─── Recorded data ───

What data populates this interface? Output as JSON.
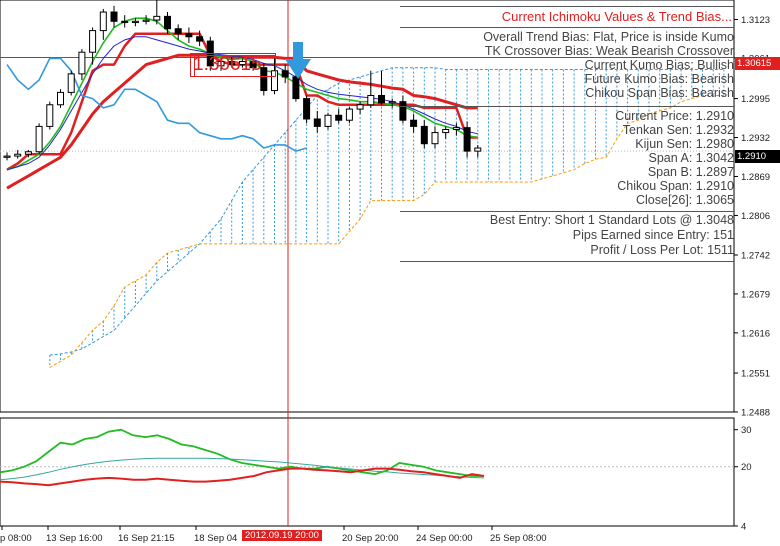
{
  "panel": {
    "title": "Current Ichimoku Values & Trend Bias...",
    "bias_lines": [
      "Overall Trend Bias: Flat, Price is inside Kumo",
      "TK Crossover Bias: Weak Bearish Crossover",
      "Current Kumo Bias: Bullish",
      "Future Kumo Bias: Bearish",
      "Chikou Span Bias: Bearish"
    ],
    "value_lines": [
      "Current Price: 1.2910",
      "Tenkan Sen: 1.2932",
      "Kijun Sen: 1.2980",
      "Span A: 1.3042",
      "Span B: 1.2897",
      "Chikou Span: 1.2910",
      "Close[26]: 1.3065"
    ],
    "entry_lines": [
      "Best Entry: Short 1 Standard Lots @ 1.3048",
      "Pips Earned since Entry: 151",
      "Profit / Loss Per Lot: 1511"
    ]
  },
  "entry_label": "1.30615",
  "crosshair_price": "1.30615",
  "current_price_tag": "1.2910",
  "crosshair_time": "2012.09.19 20:00",
  "colors": {
    "tenkan": "#e02020",
    "kijun": "#e02020",
    "green": "#22bb22",
    "blue": "#3399dd",
    "navy": "#2222cc",
    "kumo_span_a": "#3399dd",
    "kumo_span_b": "#ff9900",
    "crosshair": "#e02020"
  },
  "chart_data": [
    {
      "type": "candlestick",
      "y_axis_ticks": [
        1.3123,
        1.3061,
        1.2995,
        1.2932,
        1.2869,
        1.2806,
        1.2742,
        1.2679,
        1.2616,
        1.2551,
        1.2488
      ],
      "ylim": [
        1.2488,
        1.3148
      ],
      "x_axis_ticks": [
        "p 08:00",
        "13 Sep 16:00",
        "16 Sep 21:15",
        "18 Sep 04",
        "20 Sep 20:00",
        "24 Sep 00:00",
        "25 Sep 08:00"
      ],
      "candles": [
        [
          1.29,
          1.2908,
          1.2895,
          1.2902
        ],
        [
          1.2902,
          1.2912,
          1.2898,
          1.2905
        ],
        [
          1.2905,
          1.2912,
          1.29,
          1.2909
        ],
        [
          1.2909,
          1.2955,
          1.2905,
          1.295
        ],
        [
          1.295,
          1.299,
          1.2945,
          1.2985
        ],
        [
          1.2985,
          1.301,
          1.298,
          1.3005
        ],
        [
          1.3005,
          1.304,
          1.3,
          1.3035
        ],
        [
          1.3035,
          1.3075,
          1.3025,
          1.307
        ],
        [
          1.307,
          1.311,
          1.305,
          1.3105
        ],
        [
          1.3105,
          1.314,
          1.309,
          1.3135
        ],
        [
          1.3135,
          1.3145,
          1.311,
          1.312
        ],
        [
          1.312,
          1.313,
          1.311,
          1.3118
        ],
        [
          1.3118,
          1.3125,
          1.3112,
          1.312
        ],
        [
          1.312,
          1.313,
          1.3115,
          1.3122
        ],
        [
          1.3122,
          1.3155,
          1.3115,
          1.3128
        ],
        [
          1.3128,
          1.3135,
          1.31,
          1.3108
        ],
        [
          1.3108,
          1.3115,
          1.309,
          1.31
        ],
        [
          1.31,
          1.311,
          1.3085,
          1.3095
        ],
        [
          1.3095,
          1.3105,
          1.308,
          1.3088
        ],
        [
          1.3088,
          1.3095,
          1.304,
          1.3048
        ],
        [
          1.3048,
          1.306,
          1.304,
          1.3055
        ],
        [
          1.3055,
          1.3062,
          1.3045,
          1.305
        ],
        [
          1.305,
          1.306,
          1.3045,
          1.3055
        ],
        [
          1.3055,
          1.306,
          1.304,
          1.3045
        ],
        [
          1.3045,
          1.3052,
          1.3,
          1.3008
        ],
        [
          1.3008,
          1.306,
          1.3002,
          1.304
        ],
        [
          1.304,
          1.305,
          1.302,
          1.303
        ],
        [
          1.303,
          1.3035,
          1.299,
          1.2995
        ],
        [
          1.2995,
          1.3,
          1.2955,
          1.2962
        ],
        [
          1.2962,
          1.2975,
          1.294,
          1.295
        ],
        [
          1.295,
          1.2972,
          1.2945,
          1.2968
        ],
        [
          1.2968,
          1.2978,
          1.2955,
          1.296
        ],
        [
          1.296,
          1.2982,
          1.2955,
          1.2978
        ],
        [
          1.2978,
          1.299,
          1.297,
          1.2985
        ],
        [
          1.2985,
          1.304,
          1.298,
          1.3
        ],
        [
          1.3,
          1.304,
          1.2985,
          1.2988
        ],
        [
          1.2988,
          1.2995,
          1.298,
          1.299
        ],
        [
          1.299,
          1.3,
          1.2955,
          1.296
        ],
        [
          1.296,
          1.297,
          1.294,
          1.295
        ],
        [
          1.295,
          1.296,
          1.2915,
          1.2922
        ],
        [
          1.2922,
          1.295,
          1.2915,
          1.294
        ],
        [
          1.294,
          1.295,
          1.293,
          1.2945
        ],
        [
          1.2945,
          1.2955,
          1.2935,
          1.2948
        ],
        [
          1.2948,
          1.2958,
          1.29,
          1.291
        ],
        [
          1.291,
          1.292,
          1.29,
          1.2915
        ]
      ],
      "series": [
        {
          "values": [
            1.288,
            1.289,
            1.2905,
            1.2905,
            1.2905,
            1.2905,
            1.294,
            1.299,
            1.304,
            1.305,
            1.305,
            1.308,
            1.31,
            1.31,
            1.31,
            1.31,
            1.31,
            1.31,
            1.31,
            1.3065,
            1.3055,
            1.305,
            1.305,
            1.305,
            1.305,
            1.305,
            1.305,
            1.305,
            1.3,
            1.3,
            1.299,
            1.2985,
            1.2985,
            1.2985,
            1.2985,
            1.2985,
            1.2985,
            1.2985,
            1.2985,
            1.298,
            1.298,
            1.298,
            1.298,
            1.2932,
            1.2932
          ]
        },
        {
          "values": [
            1.285,
            1.286,
            1.287,
            1.288,
            1.289,
            1.29,
            1.292,
            1.2945,
            1.297,
            1.299,
            1.3005,
            1.302,
            1.3035,
            1.305,
            1.3055,
            1.306,
            1.3065,
            1.3065,
            1.3065,
            1.3065,
            1.3062,
            1.3062,
            1.3062,
            1.3062,
            1.3062,
            1.3062,
            1.306,
            1.306,
            1.304,
            1.3035,
            1.303,
            1.3025,
            1.3022,
            1.302,
            1.3018,
            1.3015,
            1.3012,
            1.301,
            1.3,
            1.2998,
            1.2995,
            1.299,
            1.2985,
            1.298,
            1.298
          ]
        },
        {
          "values": [
            1.288,
            1.2885,
            1.2895,
            1.2905,
            1.2925,
            1.295,
            1.2985,
            1.302,
            1.3055,
            1.3085,
            1.311,
            1.312,
            1.3125,
            1.3125,
            1.312,
            1.3105,
            1.309,
            1.308,
            1.3075,
            1.3068,
            1.3062,
            1.3058,
            1.306,
            1.3055,
            1.304,
            1.3038,
            1.303,
            1.302,
            1.301,
            1.3005,
            1.3,
            1.2995,
            1.2993,
            1.299,
            1.299,
            1.2988,
            1.2985,
            1.2982,
            1.2975,
            1.2965,
            1.2955,
            1.295,
            1.2945,
            1.2935,
            1.2932
          ]
        },
        {
          "values": [
            1.288,
            1.2885,
            1.289,
            1.29,
            1.292,
            1.2945,
            1.2975,
            1.3005,
            1.3035,
            1.306,
            1.308,
            1.309,
            1.3095,
            1.3095,
            1.309,
            1.3085,
            1.308,
            1.3075,
            1.3072,
            1.3068,
            1.3066,
            1.3064,
            1.3062,
            1.3058,
            1.3052,
            1.3048,
            1.304,
            1.303,
            1.3018,
            1.301,
            1.3005,
            1.3002,
            1.3,
            1.2998,
            1.2996,
            1.2994,
            1.299,
            1.2985,
            1.2978,
            1.297,
            1.2962,
            1.2955,
            1.295,
            1.2942,
            1.2938
          ]
        },
        {
          "values": [
            1.305,
            1.3025,
            1.301,
            1.3025,
            1.306,
            1.306,
            1.304,
            1.3,
            1.2995,
            1.298,
            1.2985,
            1.301,
            1.301,
            1.3,
            1.299,
            1.296,
            1.2955,
            1.2955,
            1.294,
            1.2935,
            1.293,
            1.293,
            1.2935,
            1.293,
            1.2915,
            1.292,
            1.292,
            1.291,
            1.2915
          ]
        }
      ],
      "kumo_a": [
        1.258,
        1.2582,
        1.2585,
        1.259,
        1.26,
        1.261,
        1.262,
        1.264,
        1.266,
        1.268,
        1.27,
        1.2715,
        1.273,
        1.2745,
        1.276,
        1.278,
        1.28,
        1.283,
        1.286,
        1.288,
        1.29,
        1.292,
        1.294,
        1.296,
        1.298,
        1.3,
        1.301,
        1.302,
        1.3025,
        1.303,
        1.3035,
        1.304,
        1.3045,
        1.3045,
        1.3045,
        1.3045,
        1.3045,
        1.3042,
        1.3042,
        1.3042,
        1.3042,
        1.3042,
        1.3042,
        1.3042,
        1.3042,
        1.3042,
        1.3042,
        1.3042,
        1.3042,
        1.3042,
        1.3042,
        1.3042,
        1.3042,
        1.3042,
        1.3042,
        1.3042,
        1.3042,
        1.3042,
        1.3042,
        1.3042,
        1.3042,
        1.3042,
        1.3042,
        1.3042,
        1.3042,
        1.3042
      ],
      "kumo_b": [
        1.256,
        1.257,
        1.258,
        1.26,
        1.262,
        1.2635,
        1.266,
        1.269,
        1.27,
        1.271,
        1.273,
        1.2745,
        1.275,
        1.2755,
        1.276,
        1.276,
        1.276,
        1.276,
        1.276,
        1.276,
        1.276,
        1.276,
        1.276,
        1.276,
        1.276,
        1.276,
        1.276,
        1.276,
        1.278,
        1.28,
        1.283,
        1.283,
        1.283,
        1.283,
        1.283,
        1.284,
        1.286,
        1.286,
        1.286,
        1.286,
        1.286,
        1.286,
        1.286,
        1.286,
        1.286,
        1.286,
        1.2865,
        1.287,
        1.2875,
        1.288,
        1.289,
        1.2897,
        1.29,
        1.293,
        1.2955,
        1.296,
        1.297,
        1.2975,
        1.298,
        1.299,
        1.2995,
        1.3,
        1.3,
        1.3,
        1.3,
        1.3
      ],
      "kumo_thick_b": [
        1.274,
        1.274,
        1.276,
        1.28,
        1.285,
        1.288,
        1.29,
        1.29,
        1.292,
        1.295
      ]
    },
    {
      "type": "line",
      "y_axis_ticks": [
        30,
        20,
        4
      ],
      "ylim": [
        4,
        31
      ],
      "series": [
        {
          "values": [
            18.5,
            19.0,
            20.0,
            21.5,
            24.0,
            26.5,
            26.0,
            27.5,
            28.0,
            29.5,
            30.0,
            28.5,
            28.0,
            28.5,
            27.5,
            26.0,
            25.5,
            24.5,
            23.5,
            22.0,
            21.0,
            20.5,
            20.0,
            19.5,
            20.0,
            19.5,
            19.5,
            20.0,
            19.5,
            19.0,
            18.5,
            18.0,
            19.0,
            21.0,
            20.5,
            20.0,
            19.0,
            18.5,
            18.0,
            17.5,
            17.5
          ]
        },
        {
          "values": [
            16.5,
            16.8,
            17.2,
            17.8,
            18.5,
            19.3,
            20.0,
            20.6,
            21.1,
            21.5,
            21.8,
            22.0,
            22.2,
            22.3,
            22.3,
            22.3,
            22.3,
            22.3,
            22.2,
            22.1,
            21.9,
            21.7,
            21.5,
            21.3,
            21.0,
            20.7,
            20.4,
            20.0,
            19.7,
            19.4,
            19.1,
            18.8,
            18.6,
            18.3,
            18.1,
            17.9,
            17.7,
            17.5,
            17.3,
            17.1,
            17.0
          ]
        },
        {
          "values": [
            16.0,
            15.8,
            15.5,
            15.3,
            15.0,
            15.5,
            16.0,
            16.5,
            16.8,
            17.0,
            16.8,
            16.5,
            16.5,
            16.8,
            16.5,
            16.2,
            16.0,
            16.0,
            16.2,
            16.5,
            17.0,
            17.5,
            18.5,
            19.0,
            19.5,
            19.5,
            19.2,
            19.0,
            18.8,
            18.5,
            19.0,
            19.5,
            19.5,
            19.2,
            18.8,
            18.5,
            18.0,
            17.5,
            17.0,
            18.0,
            17.5
          ]
        }
      ]
    }
  ]
}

───

Exercise details:
Give the number of lines that carry the word "Bearish", with nothing added.

Full answer:
3